Saved entries
#####
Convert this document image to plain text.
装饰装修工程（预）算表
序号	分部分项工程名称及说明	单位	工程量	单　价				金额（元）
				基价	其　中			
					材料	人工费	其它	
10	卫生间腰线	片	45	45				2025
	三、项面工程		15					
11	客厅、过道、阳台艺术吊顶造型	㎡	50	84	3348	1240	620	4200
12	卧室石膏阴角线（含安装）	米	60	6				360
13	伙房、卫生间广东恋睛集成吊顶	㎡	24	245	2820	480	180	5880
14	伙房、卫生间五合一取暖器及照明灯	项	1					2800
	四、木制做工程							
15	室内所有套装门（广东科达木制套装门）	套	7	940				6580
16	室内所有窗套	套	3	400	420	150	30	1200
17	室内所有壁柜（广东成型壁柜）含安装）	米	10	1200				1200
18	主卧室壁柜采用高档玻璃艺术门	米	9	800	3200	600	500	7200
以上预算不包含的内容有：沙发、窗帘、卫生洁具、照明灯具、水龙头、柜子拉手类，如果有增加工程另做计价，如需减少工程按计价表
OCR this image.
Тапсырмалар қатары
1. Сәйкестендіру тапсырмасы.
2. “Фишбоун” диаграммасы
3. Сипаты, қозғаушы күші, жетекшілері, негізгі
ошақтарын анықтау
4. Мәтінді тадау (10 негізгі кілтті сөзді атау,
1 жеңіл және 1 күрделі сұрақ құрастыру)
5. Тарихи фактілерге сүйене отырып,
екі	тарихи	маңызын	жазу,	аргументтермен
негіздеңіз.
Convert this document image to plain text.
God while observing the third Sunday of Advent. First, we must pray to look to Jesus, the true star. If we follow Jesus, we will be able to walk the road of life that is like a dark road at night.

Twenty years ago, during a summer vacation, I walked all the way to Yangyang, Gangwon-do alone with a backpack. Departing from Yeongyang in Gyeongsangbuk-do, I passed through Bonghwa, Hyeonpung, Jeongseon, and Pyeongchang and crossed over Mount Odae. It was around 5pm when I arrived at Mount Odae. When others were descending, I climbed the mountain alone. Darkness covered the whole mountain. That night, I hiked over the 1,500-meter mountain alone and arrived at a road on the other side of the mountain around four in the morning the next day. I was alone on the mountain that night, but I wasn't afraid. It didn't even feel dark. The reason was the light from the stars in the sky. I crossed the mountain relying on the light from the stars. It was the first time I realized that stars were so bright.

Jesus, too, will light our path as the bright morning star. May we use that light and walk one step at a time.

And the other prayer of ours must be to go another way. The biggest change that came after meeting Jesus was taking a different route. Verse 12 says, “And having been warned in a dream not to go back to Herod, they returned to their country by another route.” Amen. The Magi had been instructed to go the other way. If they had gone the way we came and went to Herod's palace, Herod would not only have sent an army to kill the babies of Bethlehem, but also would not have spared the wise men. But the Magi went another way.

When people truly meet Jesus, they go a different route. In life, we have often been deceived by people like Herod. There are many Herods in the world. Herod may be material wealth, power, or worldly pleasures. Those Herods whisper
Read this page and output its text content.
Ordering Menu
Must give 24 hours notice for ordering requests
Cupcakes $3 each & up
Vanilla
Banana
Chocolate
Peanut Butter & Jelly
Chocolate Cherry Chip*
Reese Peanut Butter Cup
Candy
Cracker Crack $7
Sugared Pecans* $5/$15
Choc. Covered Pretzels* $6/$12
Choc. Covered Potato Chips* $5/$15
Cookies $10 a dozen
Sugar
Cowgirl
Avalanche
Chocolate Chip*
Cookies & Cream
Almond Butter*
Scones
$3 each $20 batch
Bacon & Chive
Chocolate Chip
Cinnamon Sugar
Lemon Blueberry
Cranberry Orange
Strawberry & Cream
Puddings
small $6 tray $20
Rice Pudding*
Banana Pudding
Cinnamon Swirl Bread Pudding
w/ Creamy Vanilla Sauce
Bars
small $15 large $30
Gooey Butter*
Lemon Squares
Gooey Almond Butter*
#####
◆ Task prompt:
Transcribe the full listing above without leaving anything out.

◆ Solution to the exercise:
Convert this document image to plain text.
装饰装修工程（预）算表
序号	分部分项工程名称及说明	单位	工程量	单　价				金额（元）
				基价	其　中			
					材料	人工费	其它	
10	卫生间腰线	片	45	45				2025
	三、项面工程		15					
11	客厅、过道、阳台艺术吊顶造型	㎡	50	84	3348	1240	620	4200
12	卧室石膏阴角线（含安装）	米	60	6				360
13	伙房、卫生间广东恋睛集成吊顶	㎡	24	245	2820	480	180	5880
14	伙房、卫生间五合一取暖器及照明灯	项	1					2800
	四、木制做工程							
15	室内所有套装门（广东科达木制套装门）	套	7	940				6580
16	室内所有窗套	套	3	400	420	150	30	1200
17	室内所有壁柜（广东成型壁柜）含安装）	米	10	1200				1200
18	主卧室壁柜采用高档玻璃艺术门	米	9	800	3200	600	500	7200
以上预算不包含的内容有：沙发、窗帘、卫生洁具、照明灯具、水龙头、柜子拉手类，如果有增加工程另做计价，如需减少工程按计价表
OCR this image.
Тапсырмалар қатары
1. Сәйкестендіру тапсырмасы.
2. “Фишбоун” диаграммасы
3. Сипаты, қозғаушы күші, жетекшілері, негізгі
ошақтарын анықтау
4. Мәтінді тадау (10 негізгі кілтті сөзді атау,
1 жеңіл және 1 күрделі сұрақ құрастыру)
5. Тарихи фактілерге сүйене отырып,
екі	тарихи	маңызын	жазу,	аргументтермен
негіздеңіз.
Convert this document image to plain text.
God while observing the third Sunday of Advent. First, we must pray to look to Jesus, the true star. If we follow Jesus, we will be able to walk the road of life that is like a dark road at night.

Twenty years ago, during a summer vacation, I walked all the way to Yangyang, Gangwon-do alone with a backpack. Departing from Yeongyang in Gyeongsangbuk-do, I passed through Bonghwa, Hyeonpung, Jeongseon, and Pyeongchang and crossed over Mount Odae. It was around 5pm when I arrived at Mount Odae. When others were descending, I climbed the mountain alone. Darkness covered the whole mountain. That night, I hiked over the 1,500-meter mountain alone and arrived at a road on the other side of the mountain around four in the morning the next day. I was alone on the mountain that night, but I wasn't afraid. It didn't even feel dark. The reason was the light from the stars in the sky. I crossed the mountain relying on the light from the stars. It was the first time I realized that stars were so bright.

Jesus, too, will light our path as the bright morning star. May we use that light and walk one step at a time.

And the other prayer of ours must be to go another way. The biggest change that came after meeting Jesus was taking a different route. Verse 12 says, “And having been warned in a dream not to go back to Herod, they returned to their country by another route.” Amen. The Magi had been instructed to go the other way. If they had gone the way we came and went to Herod's palace, Herod would not only have sent an army to kill the babies of Bethlehem, but also would not have spared the wise men. But the Magi went another way.

When people truly meet Jesus, they go a different route. In life, we have often been deceived by people like Herod. There are many Herods in the world. Herod may be material wealth, power, or worldly pleasures. Those Herods whisper
Read this page and output its text content.
Ordering Menu
Must give 24 hours notice for ordering requests
Cupcakes $3 each & up
Vanilla
Banana
Chocolate
Peanut Butter & Jelly
Chocolate Cherry Chip*
Reese Peanut Butter Cup
Candy
Cracker Crack $7
Sugared Pecans* $5/$15
Choc. Covered Pretzels* $6/$12
Choc. Covered Potato Chips* $5/$15
Cookies $10 a dozen
Sugar
Cowgirl
Avalanche
Chocolate Chip*
Cookies & Cream
Almond Butter*
Scones
$3 each $20 batch
Bacon & Chive
Chocolate Chip
Cinnamon Sugar
Lemon Blueberry
Cranberry Orange
Strawberry & Cream
Puddings
small $6 tray $20
Rice Pudding*
Banana Pudding
Cinnamon Swirl Bread Pudding
w/ Creamy Vanilla Sauce
Bars
small $15 large $30
Gooey Butter*
Lemon Squares
Gooey Almond Butter*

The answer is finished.